Request -
Write out nothing but the lines from the one containing "Convert this document image to plain text." through the last line below, both included, and without the pictures.

## start Material for the task

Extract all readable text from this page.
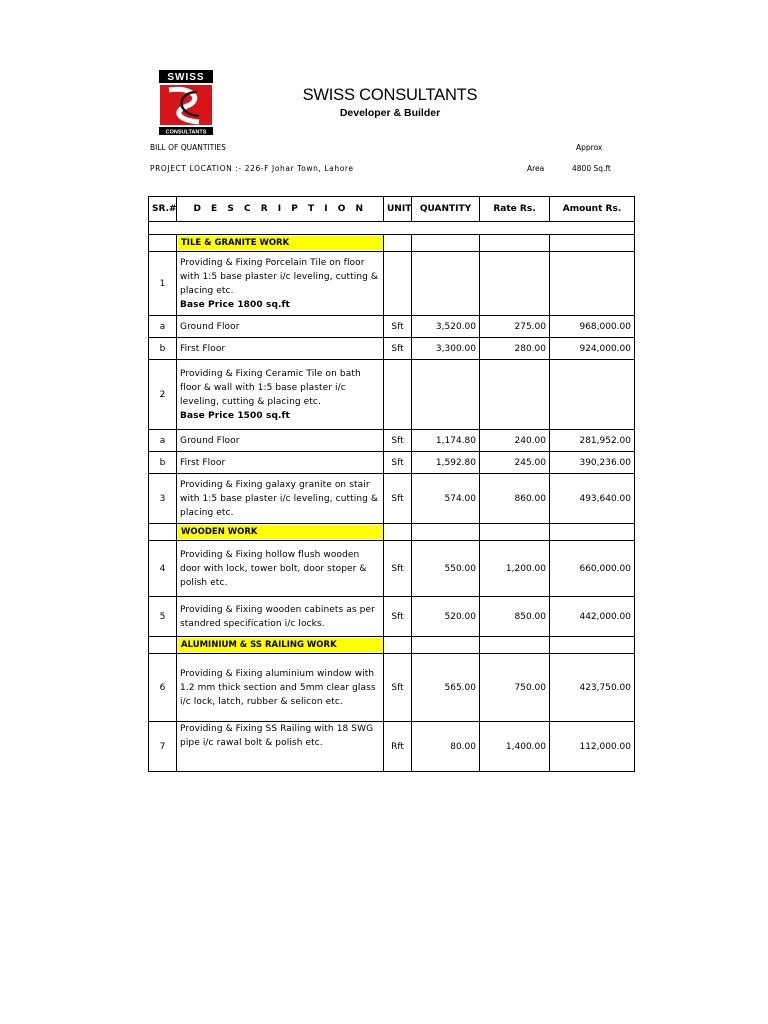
SWISS
CONSULTANTS
SWISS CONSULTANTS
Developer & Builder
BILL OF QUANTITIES	Approx
PROJECT LOCATION :- 226-F Johar Town, Lahore	Area	4800 Sq.ft
SR.#	D E S C R I P T I O N	UNIT	QUANTITY	Rate Rs.	Amount Rs.

	TILE & GRANITE WORK				

1	Providing & Fixing Porcelain Tile on floor with 1:5 base plaster i/c leveling, cutting & placing etc.
Base Price 1800 sq.ft				

a	Ground Floor	Sft	3,520.00	275.00	968,000.00
b	First Floor	Sft	3,300.00	280.00	924,000.00
2	Providing & Fixing Ceramic Tile on bath floor & wall with 1:5 base plaster i/c leveling, cutting & placing etc.
Base Price 1500 sq.ft				

a	Ground Floor	Sft	1,174.80	240.00	281,952.00
b	First Floor	Sft	1,592.80	245.00	390,236.00
3	Providing & Fixing galaxy granite on stair with 1:5 base plaster i/c leveling, cutting & placing etc.	Sft	574.00	860.00	493,640.00

	WOODEN WORK				

4	Providing & Fixing hollow flush wooden door with lock, tower bolt, door stoper & polish etc.	Sft	550.00	1,200.00	660,000.00
5	Providing & Fixing wooden cabinets as per standred specification i/c locks.	Sft	520.00	850.00	442,000.00

	ALUMINIUM & SS RAILING WORK				

6	Providing & Fixing aluminium window with 1.2 mm thick section and 5mm clear glass i/c lock, latch, rubber & selicon etc.	Sft	565.00	750.00	423,750.00
7	Providing & Fixing SS Railing with 18 SWG pipe i/c rawal bolt & polish etc.	Rft	80.00	1,400.00	112,000.00
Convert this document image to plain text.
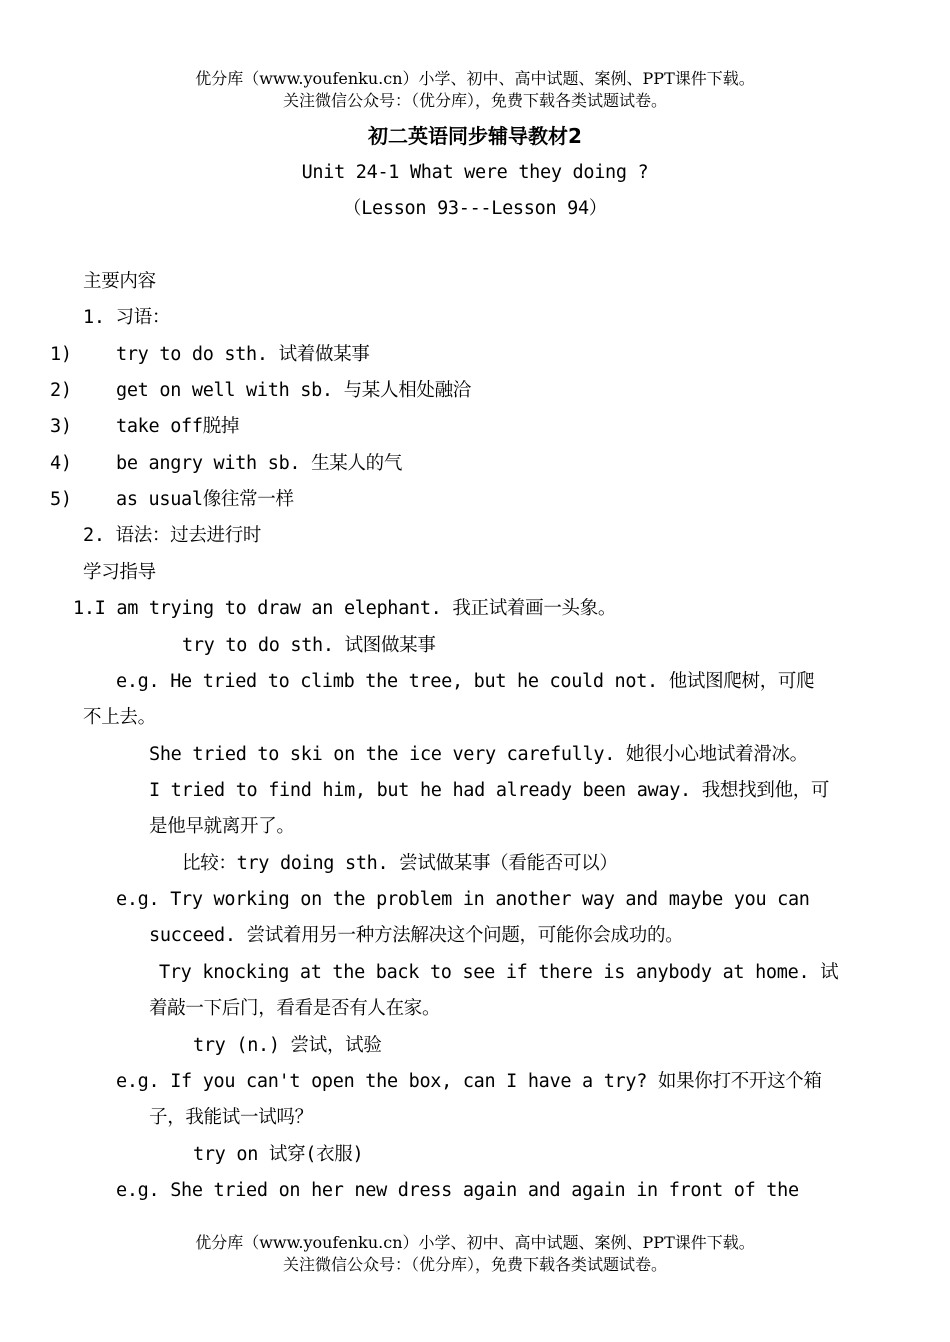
优分库（www.youfenku.cn）小学、初中、高中试题、案例、PPT课件下载。
关注微信公众号：（优分库），免费下载各类试题试卷。
初二英语同步辅导教材2
Unit 24-1 What were they doing ?
（Lesson 93---Lesson 94）
主要内容
1. 习语：
1) try to do sth. 试着做某事
2) get on well with sb. 与某人相处融洽
3) take off脱掉
4) be angry with sb. 生某人的气
5) as usual像往常一样
2. 语法：过去进行时
学习指导
1.I am trying to draw an elephant. 我正试着画一头象。
try to do sth. 试图做某事
e.g. He tried to climb the tree, but he could not. 他试图爬树，可爬
不上去。
She tried to ski on the ice very carefully. 她很小心地试着滑冰。
I tried to find him, but he had already been away. 我想找到他，可
是他早就离开了。
比较：try doing sth. 尝试做某事（看能否可以）
e.g. Try working on the problem in another way and maybe you can
succeed. 尝试着用另一种方法解决这个问题，可能你会成功的。
Try knocking at the back to see if there is anybody at home. 试
着敲一下后门，看看是否有人在家。
try (n.) 尝试，试验
e.g. If you can't open the box, can I have a try? 如果你打不开这个箱
子，我能试一试吗？
try on 试穿(衣服)
e.g. She tried on her new dress again and again in front of the
优分库（www.youfenku.cn）小学、初中、高中试题、案例、PPT课件下载。
关注微信公众号：（优分库），免费下载各类试题试卷。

## end Material for the task

Solution -
Convert this document image to plain text.
优分库（www.youfenku.cn）小学、初中、高中试题、案例、PPT课件下载。
关注微信公众号：（优分库），免费下载各类试题试卷。
初二英语同步辅导教材2
Unit 24-1 What were they doing ?
（Lesson 93---Lesson 94）
主要内容
1. 习语：
1) try to do sth. 试着做某事
2) get on well with sb. 与某人相处融洽
3) take off脱掉
4) be angry with sb. 生某人的气
5) as usual像往常一样
2. 语法：过去进行时
学习指导
1.I am trying to draw an elephant. 我正试着画一头象。
try to do sth. 试图做某事
e.g. He tried to climb the tree, but he could not. 他试图爬树，可爬
不上去。
She tried to ski on the ice very carefully. 她很小心地试着滑冰。
I tried to find him, but he had already been away. 我想找到他，可
是他早就离开了。
比较：try doing sth. 尝试做某事（看能否可以）
e.g. Try working on the problem in another way and maybe you can
succeed. 尝试着用另一种方法解决这个问题，可能你会成功的。
Try knocking at the back to see if there is anybody at home. 试
着敲一下后门，看看是否有人在家。
try (n.) 尝试，试验
e.g. If you can't open the box, can I have a try? 如果你打不开这个箱
子，我能试一试吗？
try on 试穿(衣服)
e.g. She tried on her new dress again and again in front of the
优分库（www.youfenku.cn）小学、初中、高中试题、案例、PPT课件下载。
关注微信公众号：（优分库），免费下载各类试题试卷。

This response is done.